> What you are asked to do:
Using the data below, repeat all of it precisely.

Rows from a figure dataset
+ + + + + + +
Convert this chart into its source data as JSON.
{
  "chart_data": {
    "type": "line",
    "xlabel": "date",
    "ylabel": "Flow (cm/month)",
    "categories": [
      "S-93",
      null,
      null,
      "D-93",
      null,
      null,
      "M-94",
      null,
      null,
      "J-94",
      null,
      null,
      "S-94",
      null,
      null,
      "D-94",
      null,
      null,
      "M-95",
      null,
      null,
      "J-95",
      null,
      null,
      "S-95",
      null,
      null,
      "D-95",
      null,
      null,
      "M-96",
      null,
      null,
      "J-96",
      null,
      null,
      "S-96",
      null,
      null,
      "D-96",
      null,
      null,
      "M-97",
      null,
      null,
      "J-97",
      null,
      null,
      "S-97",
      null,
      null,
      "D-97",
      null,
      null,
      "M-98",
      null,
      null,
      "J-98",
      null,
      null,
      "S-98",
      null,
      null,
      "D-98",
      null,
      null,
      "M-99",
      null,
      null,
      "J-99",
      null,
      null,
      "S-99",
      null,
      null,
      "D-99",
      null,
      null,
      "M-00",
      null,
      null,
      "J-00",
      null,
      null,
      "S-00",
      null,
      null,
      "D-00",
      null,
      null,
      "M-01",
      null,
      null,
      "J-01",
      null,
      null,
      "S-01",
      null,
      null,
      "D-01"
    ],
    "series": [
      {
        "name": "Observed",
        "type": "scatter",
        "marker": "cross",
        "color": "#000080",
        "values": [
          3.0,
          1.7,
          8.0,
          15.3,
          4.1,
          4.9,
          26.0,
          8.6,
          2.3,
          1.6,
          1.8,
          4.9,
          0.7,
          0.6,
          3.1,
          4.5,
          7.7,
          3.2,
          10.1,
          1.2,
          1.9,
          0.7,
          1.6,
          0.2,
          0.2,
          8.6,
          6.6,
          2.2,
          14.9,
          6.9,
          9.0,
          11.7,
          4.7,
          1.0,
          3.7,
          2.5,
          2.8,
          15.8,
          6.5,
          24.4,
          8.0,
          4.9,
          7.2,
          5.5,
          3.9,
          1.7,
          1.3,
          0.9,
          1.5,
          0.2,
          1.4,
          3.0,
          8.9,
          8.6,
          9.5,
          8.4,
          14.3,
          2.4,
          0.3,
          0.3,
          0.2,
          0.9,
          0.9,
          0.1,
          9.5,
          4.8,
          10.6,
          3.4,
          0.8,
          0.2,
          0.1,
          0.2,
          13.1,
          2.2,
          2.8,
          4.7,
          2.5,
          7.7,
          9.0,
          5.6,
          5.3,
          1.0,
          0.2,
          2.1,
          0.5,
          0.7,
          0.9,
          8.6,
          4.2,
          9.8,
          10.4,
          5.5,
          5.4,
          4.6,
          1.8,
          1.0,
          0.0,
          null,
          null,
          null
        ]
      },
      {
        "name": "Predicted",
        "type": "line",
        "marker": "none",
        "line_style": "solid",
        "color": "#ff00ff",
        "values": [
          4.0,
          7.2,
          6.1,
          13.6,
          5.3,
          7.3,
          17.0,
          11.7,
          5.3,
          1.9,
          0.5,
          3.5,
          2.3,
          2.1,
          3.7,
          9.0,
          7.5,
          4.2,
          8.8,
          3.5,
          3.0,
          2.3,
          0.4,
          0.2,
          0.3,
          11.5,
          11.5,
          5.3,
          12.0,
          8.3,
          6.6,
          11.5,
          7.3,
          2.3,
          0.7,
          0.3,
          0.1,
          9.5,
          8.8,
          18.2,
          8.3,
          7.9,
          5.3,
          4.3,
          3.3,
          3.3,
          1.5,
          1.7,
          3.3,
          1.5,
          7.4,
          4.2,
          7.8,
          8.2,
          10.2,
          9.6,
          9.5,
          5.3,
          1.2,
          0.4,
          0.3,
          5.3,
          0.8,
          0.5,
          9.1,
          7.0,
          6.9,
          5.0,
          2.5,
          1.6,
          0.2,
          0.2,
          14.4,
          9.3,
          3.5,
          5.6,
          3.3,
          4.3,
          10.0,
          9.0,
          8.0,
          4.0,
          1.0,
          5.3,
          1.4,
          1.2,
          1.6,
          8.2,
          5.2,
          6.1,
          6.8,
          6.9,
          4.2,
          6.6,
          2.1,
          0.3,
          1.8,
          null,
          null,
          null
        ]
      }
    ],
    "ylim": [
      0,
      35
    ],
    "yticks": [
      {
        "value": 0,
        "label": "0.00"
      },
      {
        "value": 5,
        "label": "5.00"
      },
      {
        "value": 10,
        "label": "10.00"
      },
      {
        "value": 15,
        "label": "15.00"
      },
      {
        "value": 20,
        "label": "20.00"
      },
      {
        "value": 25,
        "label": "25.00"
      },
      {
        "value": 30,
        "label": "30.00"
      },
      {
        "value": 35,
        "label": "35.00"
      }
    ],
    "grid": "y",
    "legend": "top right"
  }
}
+ + + + + + +
> Solution for this task:
Convert this chart into its source data as JSON.
{
  "chart_data": {
    "type": "line",
    "xlabel": "date",
    "ylabel": "Flow (cm/month)",
    "categories": [
      "S-93",
      null,
      null,
      "D-93",
      null,
      null,
      "M-94",
      null,
      null,
      "J-94",
      null,
      null,
      "S-94",
      null,
      null,
      "D-94",
      null,
      null,
      "M-95",
      null,
      null,
      "J-95",
      null,
      null,
      "S-95",
      null,
      null,
      "D-95",
      null,
      null,
      "M-96",
      null,
      null,
      "J-96",
      null,
      null,
      "S-96",
      null,
      null,
      "D-96",
      null,
      null,
      "M-97",
      null,
      null,
      "J-97",
      null,
      null,
      "S-97",
      null,
      null,
      "D-97",
      null,
      null,
      "M-98",
      null,
      null,
      "J-98",
      null,
      null,
      "S-98",
      null,
      null,
      "D-98",
      null,
      null,
      "M-99",
      null,
      null,
      "J-99",
      null,
      null,
      "S-99",
      null,
      null,
      "D-99",
      null,
      null,
      "M-00",
      null,
      null,
      "J-00",
      null,
      null,
      "S-00",
      null,
      null,
      "D-00",
      null,
      null,
      "M-01",
      null,
      null,
      "J-01",
      null,
      null,
      "S-01",
      null,
      null,
      "D-01"
    ],
    "series": [
      {
        "name": "Observed",
        "type": "scatter",
        "marker": "cross",
        "color": "#000080",
        "values": [
          3.0,
          1.7,
          8.0,
          15.3,
          4.1,
          4.9,
          26.0,
          8.6,
          2.3,
          1.6,
          1.8,
          4.9,
          0.7,
          0.6,
          3.1,
          4.5,
          7.7,
          3.2,
          10.1,
          1.2,
          1.9,
          0.7,
          1.6,
          0.2,
          0.2,
          8.6,
          6.6,
          2.2,
          14.9,
          6.9,
          9.0,
          11.7,
          4.7,
          1.0,
          3.7,
          2.5,
          2.8,
          15.8,
          6.5,
          24.4,
          8.0,
          4.9,
          7.2,
          5.5,
          3.9,
          1.7,
          1.3,
          0.9,
          1.5,
          0.2,
          1.4,
          3.0,
          8.9,
          8.6,
          9.5,
          8.4,
          14.3,
          2.4,
          0.3,
          0.3,
          0.2,
          0.9,
          0.9,
          0.1,
          9.5,
          4.8,
          10.6,
          3.4,
          0.8,
          0.2,
          0.1,
          0.2,
          13.1,
          2.2,
          2.8,
          4.7,
          2.5,
          7.7,
          9.0,
          5.6,
          5.3,
          1.0,
          0.2,
          2.1,
          0.5,
          0.7,
          0.9,
          8.6,
          4.2,
          9.8,
          10.4,
          5.5,
          5.4,
          4.6,
          1.8,
          1.0,
          0.0,
          null,
          null,
          null
        ]
      },
      {
        "name": "Predicted",
        "type": "line",
        "marker": "none",
        "line_style": "solid",
        "color": "#ff00ff",
        "values": [
          4.0,
          7.2,
          6.1,
          13.6,
          5.3,
          7.3,
          17.0,
          11.7,
          5.3,
          1.9,
          0.5,
          3.5,
          2.3,
          2.1,
          3.7,
          9.0,
          7.5,
          4.2,
          8.8,
          3.5,
          3.0,
          2.3,
          0.4,
          0.2,
          0.3,
          11.5,
          11.5,
          5.3,
          12.0,
          8.3,
          6.6,
          11.5,
          7.3,
          2.3,
          0.7,
          0.3,
          0.1,
          9.5,
          8.8,
          18.2,
          8.3,
          7.9,
          5.3,
          4.3,
          3.3,
          3.3,
          1.5,
          1.7,
          3.3,
          1.5,
          7.4,
          4.2,
          7.8,
          8.2,
          10.2,
          9.6,
          9.5,
          5.3,
          1.2,
          0.4,
          0.3,
          5.3,
          0.8,
          0.5,
          9.1,
          7.0,
          6.9,
          5.0,
          2.5,
          1.6,
          0.2,
          0.2,
          14.4,
          9.3,
          3.5,
          5.6,
          3.3,
          4.3,
          10.0,
          9.0,
          8.0,
          4.0,
          1.0,
          5.3,
          1.4,
          1.2,
          1.6,
          8.2,
          5.2,
          6.1,
          6.8,
          6.9,
          4.2,
          6.6,
          2.1,
          0.3,
          1.8,
          null,
          null,
          null
        ]
      }
    ],
    "ylim": [
      0,
      35
    ],
    "yticks": [
      {
        "value": 0,
        "label": "0.00"
      },
      {
        "value": 5,
        "label": "5.00"
      },
      {
        "value": 10,
        "label": "10.00"
      },
      {
        "value": 15,
        "label": "15.00"
      },
      {
        "value": 20,
        "label": "20.00"
      },
      {
        "value": 25,
        "label": "25.00"
      },
      {
        "value": 30,
        "label": "30.00"
      },
      {
        "value": 35,
        "label": "35.00"
      }
    ],
    "grid": "y",
    "legend": "top right"
  }
}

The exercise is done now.